**Written task**
Copy out every line of the entries below verbatim, leaving out the pictures.

**Records supplied**
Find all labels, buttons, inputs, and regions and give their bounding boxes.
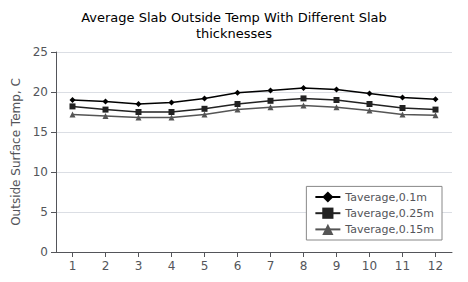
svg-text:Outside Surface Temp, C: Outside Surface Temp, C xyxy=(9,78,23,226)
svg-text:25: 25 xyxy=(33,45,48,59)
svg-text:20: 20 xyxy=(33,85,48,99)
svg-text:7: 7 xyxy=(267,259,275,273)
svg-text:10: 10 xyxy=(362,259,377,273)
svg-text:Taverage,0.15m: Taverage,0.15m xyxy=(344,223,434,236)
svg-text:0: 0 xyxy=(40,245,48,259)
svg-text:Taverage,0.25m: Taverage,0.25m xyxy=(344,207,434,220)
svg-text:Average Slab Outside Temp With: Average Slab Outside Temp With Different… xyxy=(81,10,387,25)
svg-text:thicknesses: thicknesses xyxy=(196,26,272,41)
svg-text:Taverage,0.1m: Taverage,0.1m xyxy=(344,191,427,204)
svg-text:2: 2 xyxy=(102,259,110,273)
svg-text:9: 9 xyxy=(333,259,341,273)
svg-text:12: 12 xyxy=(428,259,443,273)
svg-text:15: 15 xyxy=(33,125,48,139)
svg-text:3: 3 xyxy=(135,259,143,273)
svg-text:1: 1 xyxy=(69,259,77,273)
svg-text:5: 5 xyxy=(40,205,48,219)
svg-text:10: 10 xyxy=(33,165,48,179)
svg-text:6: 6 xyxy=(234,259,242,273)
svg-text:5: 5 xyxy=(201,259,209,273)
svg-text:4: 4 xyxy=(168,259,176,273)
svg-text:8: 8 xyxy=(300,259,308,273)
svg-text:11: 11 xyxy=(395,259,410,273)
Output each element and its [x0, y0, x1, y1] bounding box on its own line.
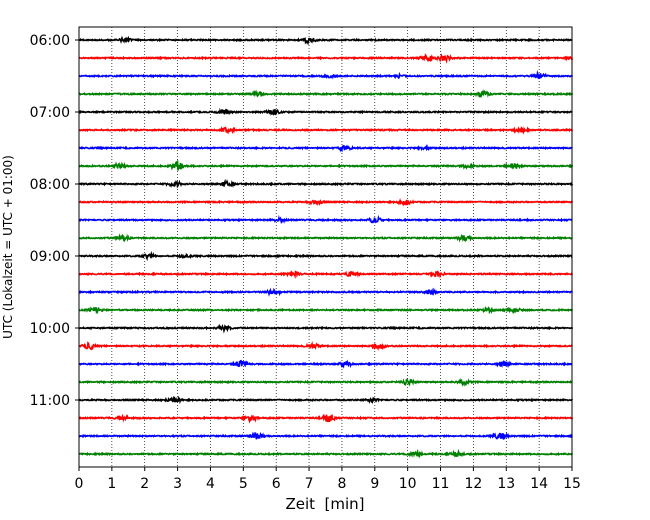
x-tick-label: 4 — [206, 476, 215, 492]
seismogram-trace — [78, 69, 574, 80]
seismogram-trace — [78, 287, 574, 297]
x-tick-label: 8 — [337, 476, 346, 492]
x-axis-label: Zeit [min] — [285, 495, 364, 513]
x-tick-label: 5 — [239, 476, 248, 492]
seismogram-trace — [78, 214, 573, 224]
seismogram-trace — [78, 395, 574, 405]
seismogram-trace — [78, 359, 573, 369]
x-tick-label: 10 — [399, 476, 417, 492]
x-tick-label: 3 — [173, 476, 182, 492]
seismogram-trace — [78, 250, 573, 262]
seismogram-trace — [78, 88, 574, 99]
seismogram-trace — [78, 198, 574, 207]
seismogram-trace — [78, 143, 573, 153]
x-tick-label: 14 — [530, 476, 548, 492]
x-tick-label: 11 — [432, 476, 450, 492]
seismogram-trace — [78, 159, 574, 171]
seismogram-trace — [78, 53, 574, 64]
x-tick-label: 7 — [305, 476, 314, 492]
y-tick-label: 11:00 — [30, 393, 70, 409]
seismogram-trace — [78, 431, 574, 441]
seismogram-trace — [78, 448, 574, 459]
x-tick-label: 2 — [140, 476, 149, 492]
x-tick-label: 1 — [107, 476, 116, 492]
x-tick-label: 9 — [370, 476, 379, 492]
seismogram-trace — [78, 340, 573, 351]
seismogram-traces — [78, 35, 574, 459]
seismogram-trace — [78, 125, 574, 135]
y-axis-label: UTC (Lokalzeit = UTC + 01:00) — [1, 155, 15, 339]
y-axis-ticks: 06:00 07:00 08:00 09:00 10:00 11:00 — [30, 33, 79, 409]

**Solution for this problem**
Find all labels, buttons, inputs, and regions and give their bounding boxes.
svg-text:Outside Surface Temp, C: Outside Surface Temp, C xyxy=(9,78,23,226)
svg-text:25: 25 xyxy=(33,45,48,59)
svg-text:20: 20 xyxy=(33,85,48,99)
svg-text:7: 7 xyxy=(267,259,275,273)
svg-text:10: 10 xyxy=(362,259,377,273)
svg-text:Taverage,0.15m: Taverage,0.15m xyxy=(344,223,434,236)
svg-text:0: 0 xyxy=(40,245,48,259)
svg-text:Taverage,0.25m: Taverage,0.25m xyxy=(344,207,434,220)
svg-text:Average Slab Outside Temp With: Average Slab Outside Temp With Different… xyxy=(81,10,387,25)
svg-text:thicknesses: thicknesses xyxy=(196,26,272,41)
svg-text:Taverage,0.1m: Taverage,0.1m xyxy=(344,191,427,204)
svg-text:2: 2 xyxy=(102,259,110,273)
svg-text:9: 9 xyxy=(333,259,341,273)
svg-text:12: 12 xyxy=(428,259,443,273)
svg-text:15: 15 xyxy=(33,125,48,139)
svg-text:3: 3 xyxy=(135,259,143,273)
svg-text:1: 1 xyxy=(69,259,77,273)
svg-text:5: 5 xyxy=(40,205,48,219)
svg-text:10: 10 xyxy=(33,165,48,179)
svg-text:6: 6 xyxy=(234,259,242,273)
svg-text:5: 5 xyxy=(201,259,209,273)
svg-text:4: 4 xyxy=(168,259,176,273)
svg-text:8: 8 xyxy=(300,259,308,273)
svg-text:11: 11 xyxy=(395,259,410,273)
Output each element and its [x0, y0, x1, y1] bounding box on its own line.
x-tick-label: 4 — [206, 476, 215, 492]
seismogram-trace — [78, 69, 574, 80]
seismogram-trace — [78, 287, 574, 297]
x-tick-label: 8 — [337, 476, 346, 492]
x-axis-label: Zeit [min] — [285, 495, 364, 513]
x-tick-label: 5 — [239, 476, 248, 492]
seismogram-trace — [78, 214, 573, 224]
seismogram-trace — [78, 395, 574, 405]
seismogram-trace — [78, 359, 573, 369]
x-tick-label: 10 — [399, 476, 417, 492]
x-tick-label: 3 — [173, 476, 182, 492]
seismogram-trace — [78, 250, 573, 262]
seismogram-trace — [78, 88, 574, 99]
seismogram-trace — [78, 198, 574, 207]
seismogram-trace — [78, 143, 573, 153]
x-tick-label: 14 — [530, 476, 548, 492]
x-tick-label: 11 — [432, 476, 450, 492]
seismogram-trace — [78, 159, 574, 171]
seismogram-trace — [78, 53, 574, 64]
x-tick-label: 7 — [305, 476, 314, 492]
y-tick-label: 11:00 — [30, 393, 70, 409]
seismogram-trace — [78, 431, 574, 441]
seismogram-trace — [78, 448, 574, 459]
x-tick-label: 2 — [140, 476, 149, 492]
x-tick-label: 1 — [107, 476, 116, 492]
x-tick-label: 9 — [370, 476, 379, 492]
seismogram-trace — [78, 340, 573, 351]
seismogram-traces — [78, 35, 574, 459]
seismogram-trace — [78, 125, 574, 135]
y-axis-label: UTC (Lokalzeit = UTC + 01:00) — [1, 155, 15, 339]
y-axis-ticks: 06:00 07:00 08:00 09:00 10:00 11:00 — [30, 33, 79, 409]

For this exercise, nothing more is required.